##### Record set
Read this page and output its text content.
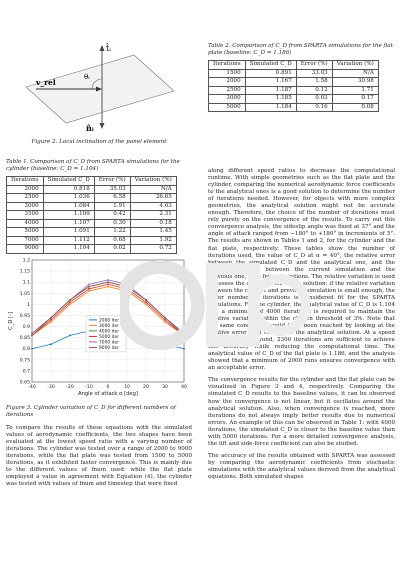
t̂ᵢ
θᵢ
v_rel
n̂ᵢ
Figure 2. Local inclination of the panel element
Table 1. Comparison of C_D from SPARTA simulations for the cylinder (baseline: C_D = 1.104)
Iterations	Simulated C_D	Error (%)	Variation (%)
2000	0.818	35.03	N/A
2500	1.036	6.58	26.65
3000	1.084	1.91	4.63
3500	1.109	0.42	2.31
4000	1.107	0.30	0.18
5000	1.091	1.22	1.45
7000	1.112	0.68	1.92
9000	1.104	0.02	0.72
-40 -30 -20 -10	0	10	20	30	40
0.65
0.7
0.75
0.8
0.85
0.9
0.95
1
1.05
1.1
1.15
1.2
Angle of attack α [deg]
C_D [-]	2000 iter
3000 iter
4000 iter
5000 iter
7000 iter
9000 iter
Figure 3. Cylinder variation of C_D for different numbers of iterations

To compare the results of these equations with the simulated values of aerodynamic coefficients, the two shapes have been evaluated at the lowest speed ratio with a varying number of iterations. The cylinder was tested over a range of 2000 to 9000 iterations, while the flat plate was tested from 1500 to 5000 iterations, as it exhibited faster convergence. This is mainly due to the different values of fnum used: while the flat plate employed a value in agreement with Equation (4), the cylinder was tested with values of fnum and timestep that were fixed

Table 2. Comparison of C_D from SPARTA simulations for the flat plate (baseline: C_D = 1.186)
Iterations	Simulated C_D	Error (%)	Variation (%)
1500	0.891	33.03	N/A
2000	1.167	1.58	30.98
2500	1.187	0.12	1.71
3000	1.185	0.03	0.17
5000	1.184	0.16	0.08

along different speed ratios to decrease the computational runtime. With simple geometries such as the flat plate and the cylinder, comparing the numerical aerodynamic force coefficients to the analytical ones is a good solution to determine the number of iterations needed. However, for objects with more complex geometries, the analytical solution might not be accurate enough. Therefore, the choice of the number of iterations must rely purely on the convergence of the results. To carry out this convergence analysis, the sideslip angle was fixed at 37° and the angle of attack ranged from −180° to +180° in increments of 5°. The results are shown in Tables 1 and 2, for the cylinder and the flat plate, respectively. These tables show the number of iterations used, the value of C_D at α = 40°, the relative error between the simulated C_D and the analytical one, and the relative variation between the current simulation and the previous one, with fewer iterations. The relative variation is used to assess the convergence of the solution: if the relative variation between the current and previous simulation is small enough, the lower number of iterations is considered fit for the SPARTA simulations. For the cylinder, the analytical value of C_D is 1.104 and a minimum of 4000 iterations is required to maintain the relative variation within the chosen threshold of 3%. Note that the same conclusion could have been reached by looking at the relative error with respect to the analytical solution. At a speed ratio of 4 and beyond, 2300 iterations are sufficient to achieve this accuracy while reducing the computational time. The analytical value of C_D of the flat plate is 1.186, and the analysis showed that a minimum of 2000 runs ensures convergence with an acceptable error.

The convergence results for the cylinder and the flat plate can be visualised in Figure 3 and 4, respectively. Comparing the simulated C_D results to the baseline values, it can be observed how the convergence is not linear, but it oscillates around the analytical solution. Also, when convergence is reached, more iterations do not always imply better results due to numerical errors. An example of this can be observed in Table 1: with 4000 iterations, the simulated C_D is closer to the baseline value than with 5000 iterations. For a more detailed convergence analysis, the lift and side-force coefficient can also be studied.

The accuracy of the results obtained with SPARTA was assessed by comparing the aerodynamic coefficients from stochastic simulations with the analytical values derived from the analytical equations. Both simulated shapes
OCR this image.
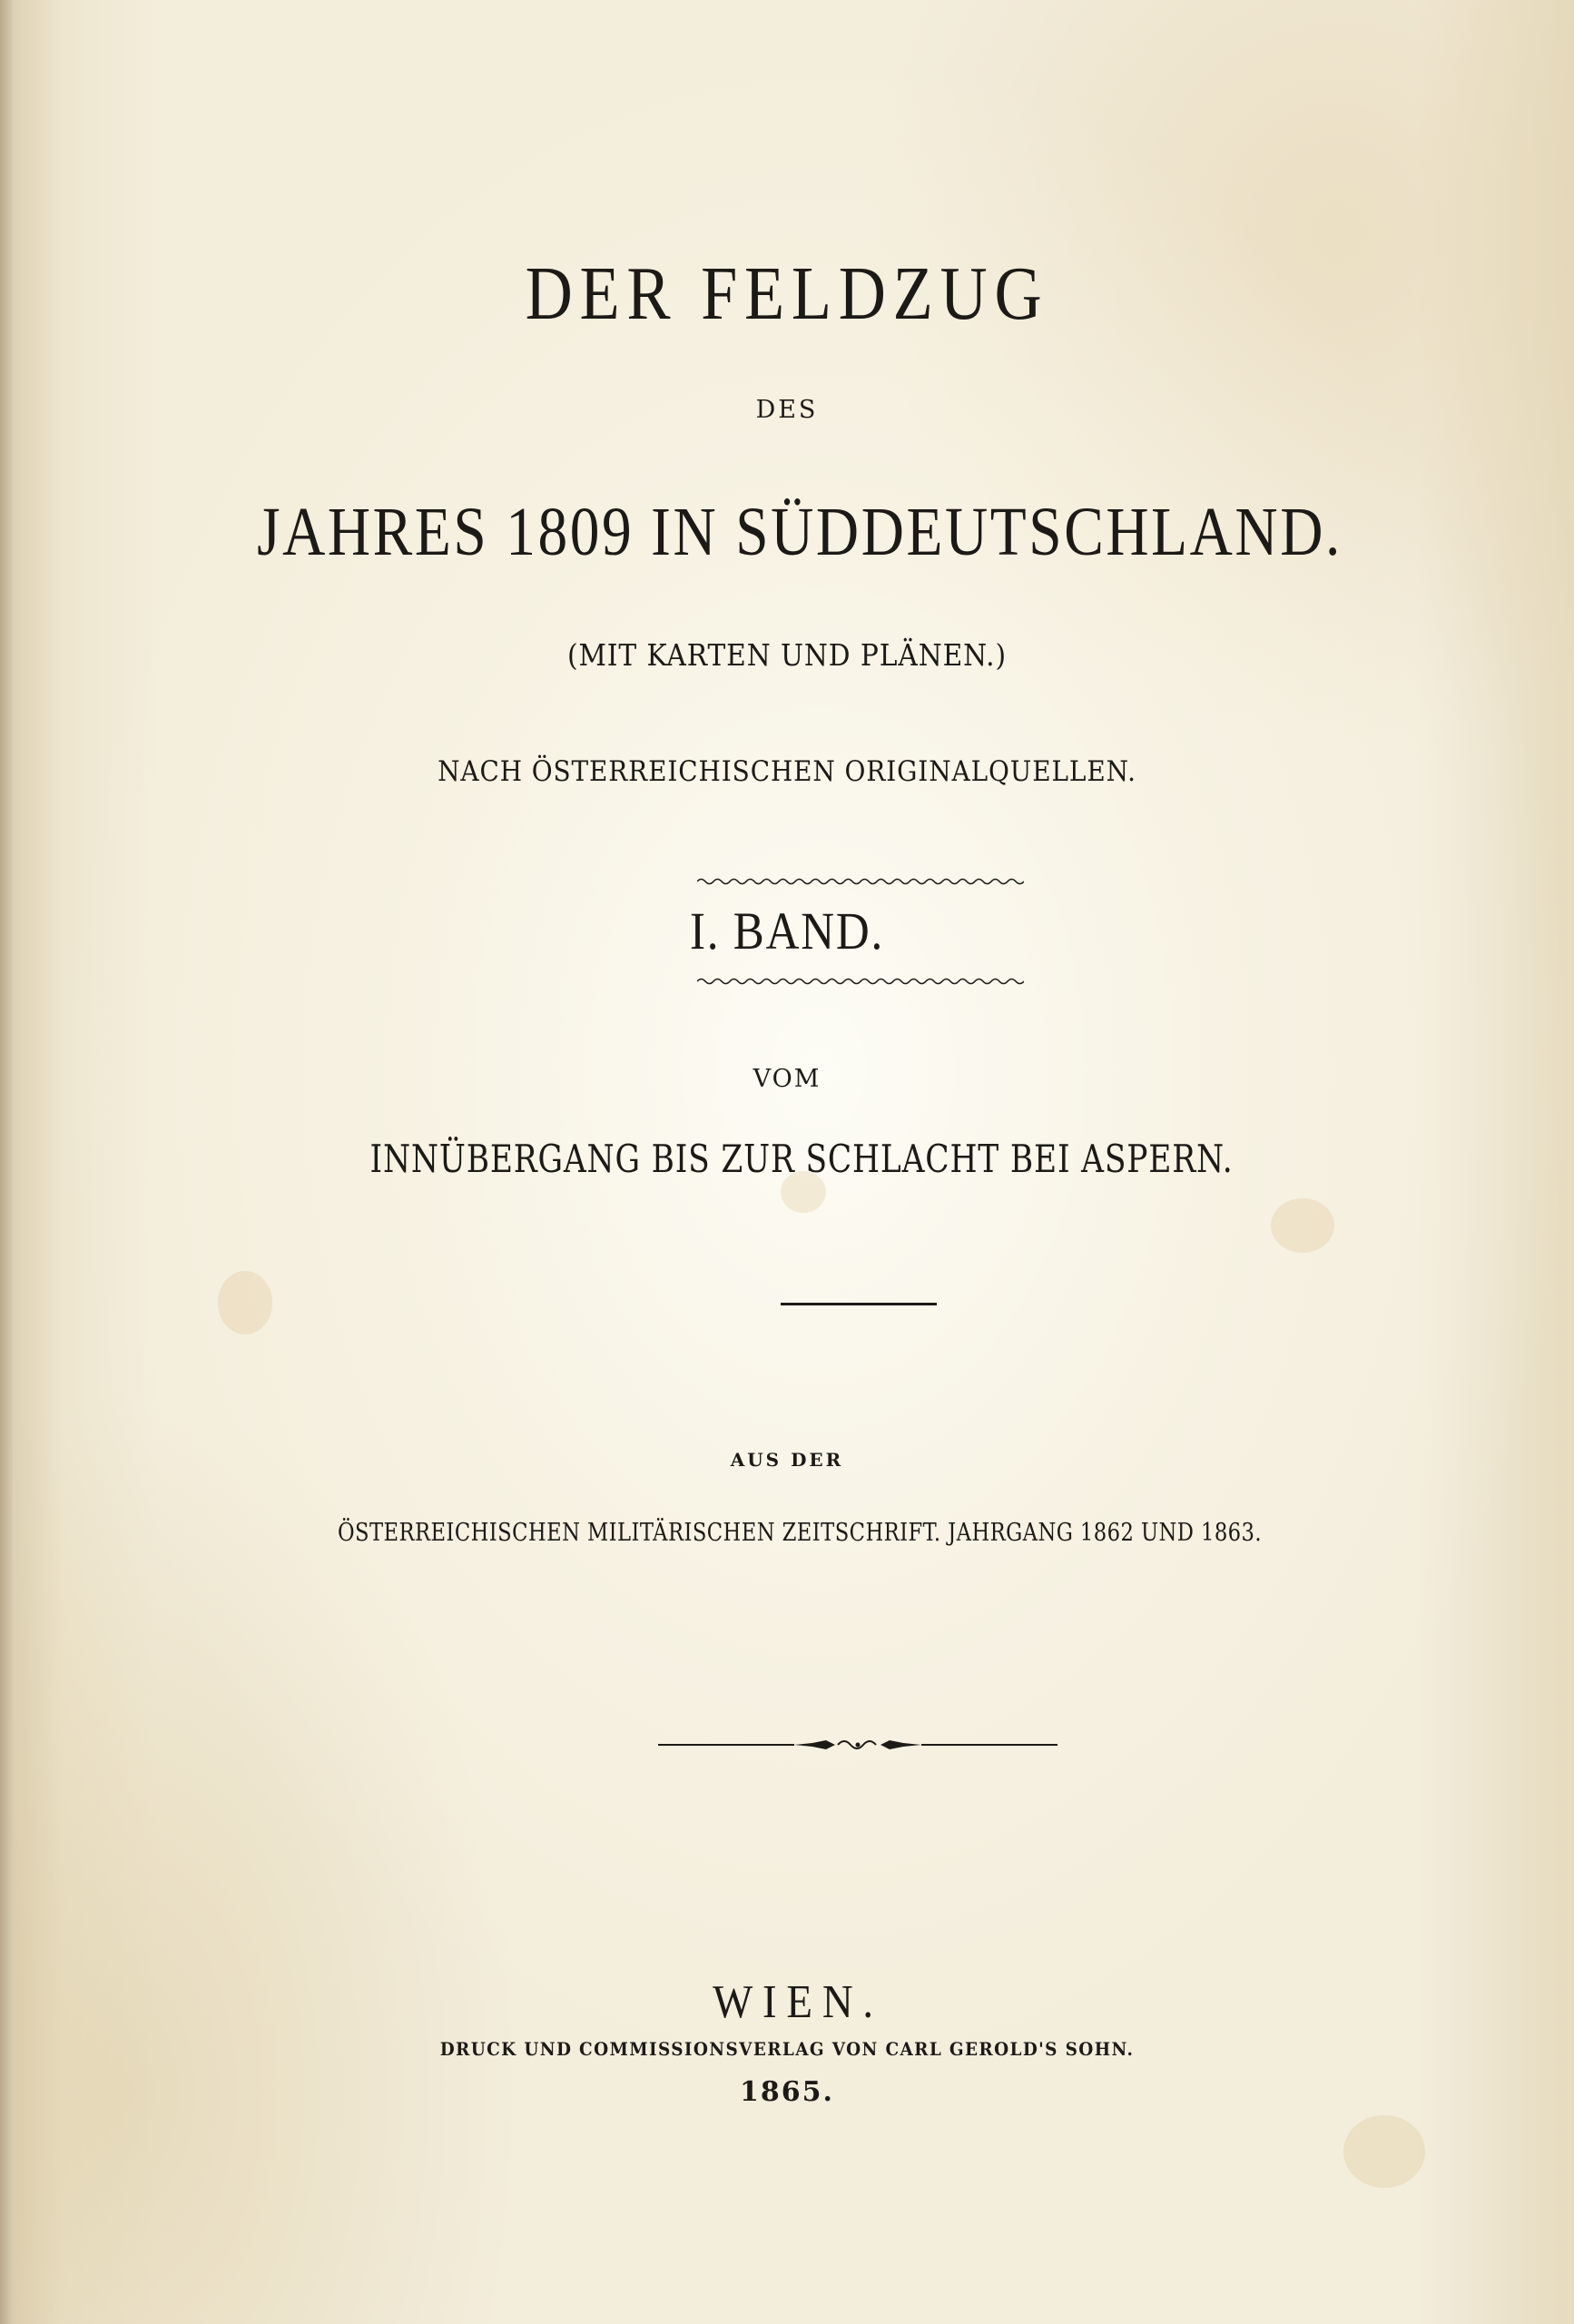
DER FELDZUG
DES
JAHRES 1809 IN SÜDDEUTSCHLAND.
(MIT KARTEN UND PLÄNEN.)
NACH ÖSTERREICHISCHEN ORIGINALQUELLEN.
I. BAND.
VOM
INNÜBERGANG BIS ZUR SCHLACHT BEI ASPERN.
AUS DER
ÖSTERREICHISCHEN MILITÄRISCHEN ZEITSCHRIFT. JAHRGANG 1862 UND 1863.
WIEN.
DRUCK UND COMMISSIONSVERLAG VON CARL GEROLD'S SOHN.
1865.
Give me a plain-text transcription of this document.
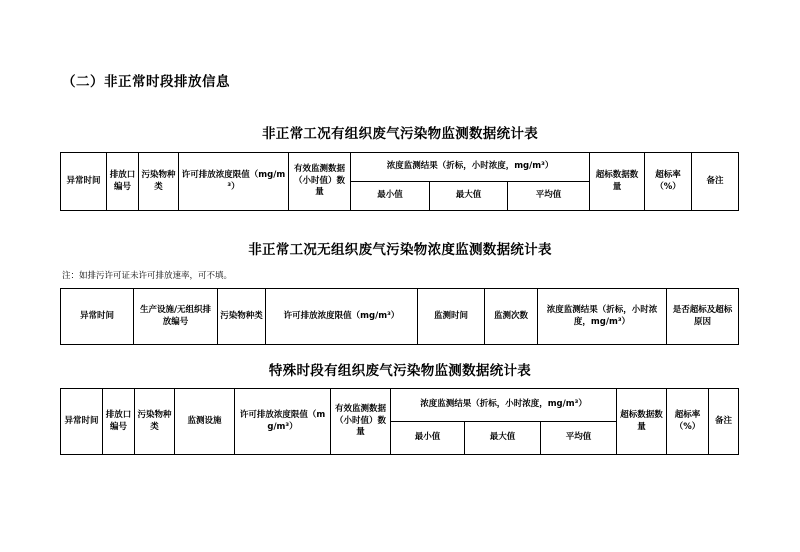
（二）非正常时段排放信息
非正常工况有组织废气污染物监测数据统计表
异常时间	排放口编号	污染物种类	许可排放浓度限值（mg/m³）	有效监测数据（小时值）数量	浓度监测结果（折标，小时浓度，mg/m³）			超标数据数量	超标率（%）	备注
					最小值	最大值	平均值			
非正常工况无组织废气污染物浓度监测数据统计表
注：如排污许可证未许可排放速率，可不填。
异常时间	生产设施/无组织排放编号	污染物种类	许可排放浓度限值（mg/m³）	监测时间	监测次数	浓度监测结果（折标，小时浓度，mg/m³）	是否超标及超标原因
特殊时段有组织废气污染物监测数据统计表
异常时间	排放口编号	污染物种类	监测设施	许可排放浓度限值（mg/m³）	有效监测数据（小时值）数量	浓度监测结果（折标，小时浓度，mg/m³）			超标数据数量	超标率（%）	备注
						最小值	最大值	平均值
##########
What to work on:
Retype the listing exactly. Pictures do not belong in the copy.

Answer to this problem:
Read this page and output its text content.
t̂ᵢ
θᵢ
v_rel
n̂ᵢ
Figure 2. Local inclination of the panel element
Table 1. Comparison of C_D from SPARTA simulations for the cylinder (baseline: C_D = 1.104)
Iterations	Simulated C_D	Error (%)	Variation (%)
2000	0.818	35.03	N/A
2500	1.036	6.58	26.65
3000	1.084	1.91	4.63
3500	1.109	0.42	2.31
4000	1.107	0.30	0.18
5000	1.091	1.22	1.45
7000	1.112	0.68	1.92
9000	1.104	0.02	0.72
-40 -30 -20 -10	0	10	20	30	40
0.65
0.7
0.75
0.8
0.85
0.9
0.95
1
1.05
1.1
1.15
1.2
Angle of attack α [deg]
C_D [-]	2000 iter
3000 iter
4000 iter
5000 iter
7000 iter
9000 iter
Figure 3. Cylinder variation of C_D for different numbers of iterations

To compare the results of these equations with the simulated values of aerodynamic coefficients, the two shapes have been evaluated at the lowest speed ratio with a varying number of iterations. The cylinder was tested over a range of 2000 to 9000 iterations, while the flat plate was tested from 1500 to 5000 iterations, as it exhibited faster convergence. This is mainly due to the different values of fnum used: while the flat plate employed a value in agreement with Equation (4), the cylinder was tested with values of fnum and timestep that were fixed

Table 2. Comparison of C_D from SPARTA simulations for the flat plate (baseline: C_D = 1.186)
Iterations	Simulated C_D	Error (%)	Variation (%)
1500	0.891	33.03	N/A
2000	1.167	1.58	30.98
2500	1.187	0.12	1.71
3000	1.185	0.03	0.17
5000	1.184	0.16	0.08

along different speed ratios to decrease the computational runtime. With simple geometries such as the flat plate and the cylinder, comparing the numerical aerodynamic force coefficients to the analytical ones is a good solution to determine the number of iterations needed. However, for objects with more complex geometries, the analytical solution might not be accurate enough. Therefore, the choice of the number of iterations must rely purely on the convergence of the results. To carry out this convergence analysis, the sideslip angle was fixed at 37° and the angle of attack ranged from −180° to +180° in increments of 5°. The results are shown in Tables 1 and 2, for the cylinder and the flat plate, respectively. These tables show the number of iterations used, the value of C_D at α = 40°, the relative error between the simulated C_D and the analytical one, and the relative variation between the current simulation and the previous one, with fewer iterations. The relative variation is used to assess the convergence of the solution: if the relative variation between the current and previous simulation is small enough, the lower number of iterations is considered fit for the SPARTA simulations. For the cylinder, the analytical value of C_D is 1.104 and a minimum of 4000 iterations is required to maintain the relative variation within the chosen threshold of 3%. Note that the same conclusion could have been reached by looking at the relative error with respect to the analytical solution. At a speed ratio of 4 and beyond, 2300 iterations are sufficient to achieve this accuracy while reducing the computational time. The analytical value of C_D of the flat plate is 1.186, and the analysis showed that a minimum of 2000 runs ensures convergence with an acceptable error.

The convergence results for the cylinder and the flat plate can be visualised in Figure 3 and 4, respectively. Comparing the simulated C_D results to the baseline values, it can be observed how the convergence is not linear, but it oscillates around the analytical solution. Also, when convergence is reached, more iterations do not always imply better results due to numerical errors. An example of this can be observed in Table 1: with 4000 iterations, the simulated C_D is closer to the baseline value than with 5000 iterations. For a more detailed convergence analysis, the lift and side-force coefficient can also be studied.

The accuracy of the results obtained with SPARTA was assessed by comparing the aerodynamic coefficients from stochastic simulations with the analytical values derived from the analytical equations. Both simulated shapes
OCR this image.
DER FELDZUG
DES
JAHRES 1809 IN SÜDDEUTSCHLAND.
(MIT KARTEN UND PLÄNEN.)
NACH ÖSTERREICHISCHEN ORIGINALQUELLEN.
I. BAND.
VOM
INNÜBERGANG BIS ZUR SCHLACHT BEI ASPERN.
AUS DER
ÖSTERREICHISCHEN MILITÄRISCHEN ZEITSCHRIFT. JAHRGANG 1862 UND 1863.
WIEN.
DRUCK UND COMMISSIONSVERLAG VON CARL GEROLD'S SOHN.
1865.
Give me a plain-text transcription of this document.
（二）非正常时段排放信息
非正常工况有组织废气污染物监测数据统计表
异常时间	排放口编号	污染物种类	许可排放浓度限值（mg/m³）	有效监测数据（小时值）数量	浓度监测结果（折标，小时浓度，mg/m³）			超标数据数量	超标率（%）	备注
					最小值	最大值	平均值			
非正常工况无组织废气污染物浓度监测数据统计表
注：如排污许可证未许可排放速率，可不填。
异常时间	生产设施/无组织排放编号	污染物种类	许可排放浓度限值（mg/m³）	监测时间	监测次数	浓度监测结果（折标，小时浓度，mg/m³）	是否超标及超标原因
特殊时段有组织废气污染物监测数据统计表
异常时间	排放口编号	污染物种类	监测设施	许可排放浓度限值（mg/m³）	有效监测数据（小时值）数量	浓度监测结果（折标，小时浓度，mg/m³）			超标数据数量	超标率（%）	备注
						最小值	最大值	平均值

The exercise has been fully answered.